> [Exercise]:
Write out the data again exactly, skipping every picture.

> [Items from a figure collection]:
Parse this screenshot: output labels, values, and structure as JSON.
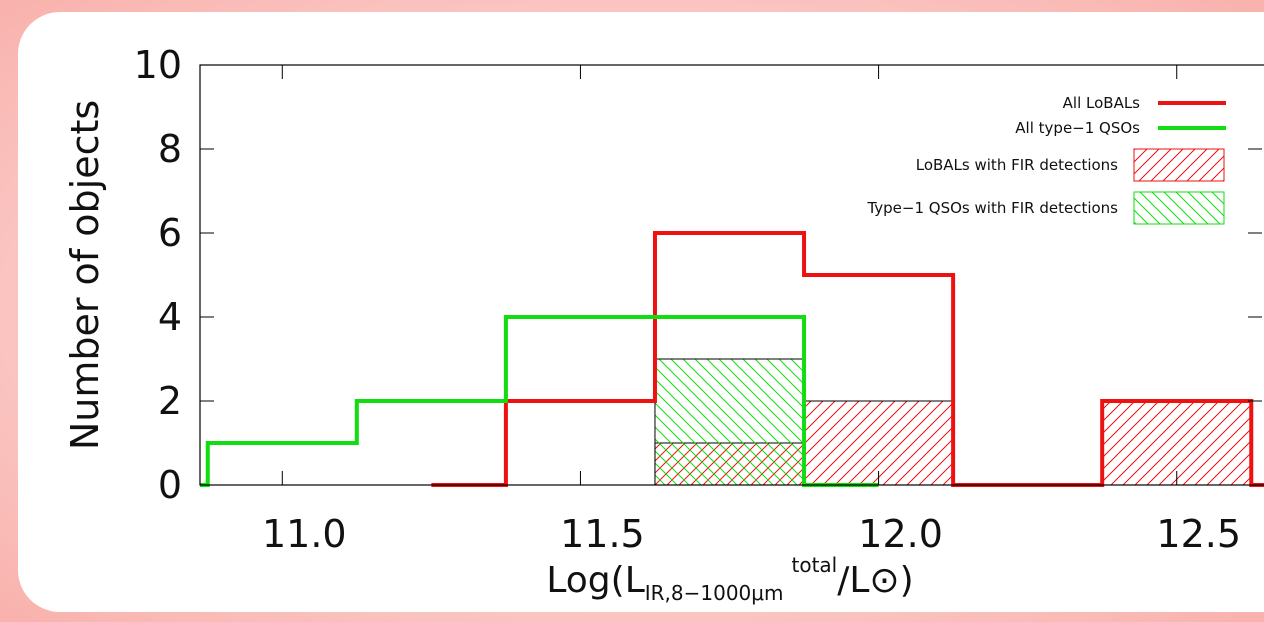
{
  "chart_data": {
    "type": "step",
    "ylabel": "Number of objects",
    "xlabel": {
      "main": "Log(L",
      "sub": "IR,8−1000μm",
      "sup": "total",
      "end": "/L⊙)"
    },
    "xlim": [
      10.862,
      12.643
    ],
    "ylim": [
      0,
      10
    ],
    "xticks": [
      {
        "value": 11,
        "label": "11.0"
      },
      11.5,
      {
        "value": 12,
        "label": "12.0"
      },
      12.5
    ],
    "yticks": [
      0,
      2,
      4,
      6,
      8,
      10
    ],
    "legend": "top-right",
    "series": [
      {
        "name": "All LoBALs",
        "color": "#ee1111",
        "style": "line",
        "x": [
          11.25,
          11.5,
          11.75,
          12.0,
          12.25,
          12.5,
          12.75
        ],
        "values": [
          0,
          2,
          6,
          5,
          0,
          2,
          0
        ]
      },
      {
        "name": "All type−1 QSOs",
        "color": "#11dd11",
        "style": "line",
        "x": [
          10.75,
          11.0,
          11.25,
          11.5,
          11.75,
          12.0
        ],
        "values": [
          0,
          1,
          2,
          4,
          4,
          0
        ]
      },
      {
        "name": "LoBALs with FIR detections",
        "color": "#ee1111",
        "style": "hatch",
        "hatch": "/",
        "bins": [
          11.625,
          11.875,
          12.125,
          12.375,
          12.625
        ],
        "values": [
          1,
          2,
          0,
          2
        ]
      },
      {
        "name": "Type−1 QSOs with FIR detections",
        "color": "#11dd11",
        "style": "hatch",
        "hatch": "\\",
        "bins": [
          11.625,
          11.875
        ],
        "values": [
          3
        ]
      }
    ]
  }
}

> [Response to the task]:
Parse this screenshot: output labels, values, and structure as JSON.
{
  "chart_data": {
    "type": "step",
    "ylabel": "Number of objects",
    "xlabel": {
      "main": "Log(L",
      "sub": "IR,8−1000μm",
      "sup": "total",
      "end": "/L⊙)"
    },
    "xlim": [
      10.862,
      12.643
    ],
    "ylim": [
      0,
      10
    ],
    "xticks": [
      {
        "value": 11,
        "label": "11.0"
      },
      11.5,
      {
        "value": 12,
        "label": "12.0"
      },
      12.5
    ],
    "yticks": [
      0,
      2,
      4,
      6,
      8,
      10
    ],
    "legend": "top-right",
    "series": [
      {
        "name": "All LoBALs",
        "color": "#ee1111",
        "style": "line",
        "x": [
          11.25,
          11.5,
          11.75,
          12.0,
          12.25,
          12.5,
          12.75
        ],
        "values": [
          0,
          2,
          6,
          5,
          0,
          2,
          0
        ]
      },
      {
        "name": "All type−1 QSOs",
        "color": "#11dd11",
        "style": "line",
        "x": [
          10.75,
          11.0,
          11.25,
          11.5,
          11.75,
          12.0
        ],
        "values": [
          0,
          1,
          2,
          4,
          4,
          0
        ]
      },
      {
        "name": "LoBALs with FIR detections",
        "color": "#ee1111",
        "style": "hatch",
        "hatch": "/",
        "bins": [
          11.625,
          11.875,
          12.125,
          12.375,
          12.625
        ],
        "values": [
          1,
          2,
          0,
          2
        ]
      },
      {
        "name": "Type−1 QSOs with FIR detections",
        "color": "#11dd11",
        "style": "hatch",
        "hatch": "\\",
        "bins": [
          11.625,
          11.875
        ],
        "values": [
          3
        ]
      }
    ]
  }
}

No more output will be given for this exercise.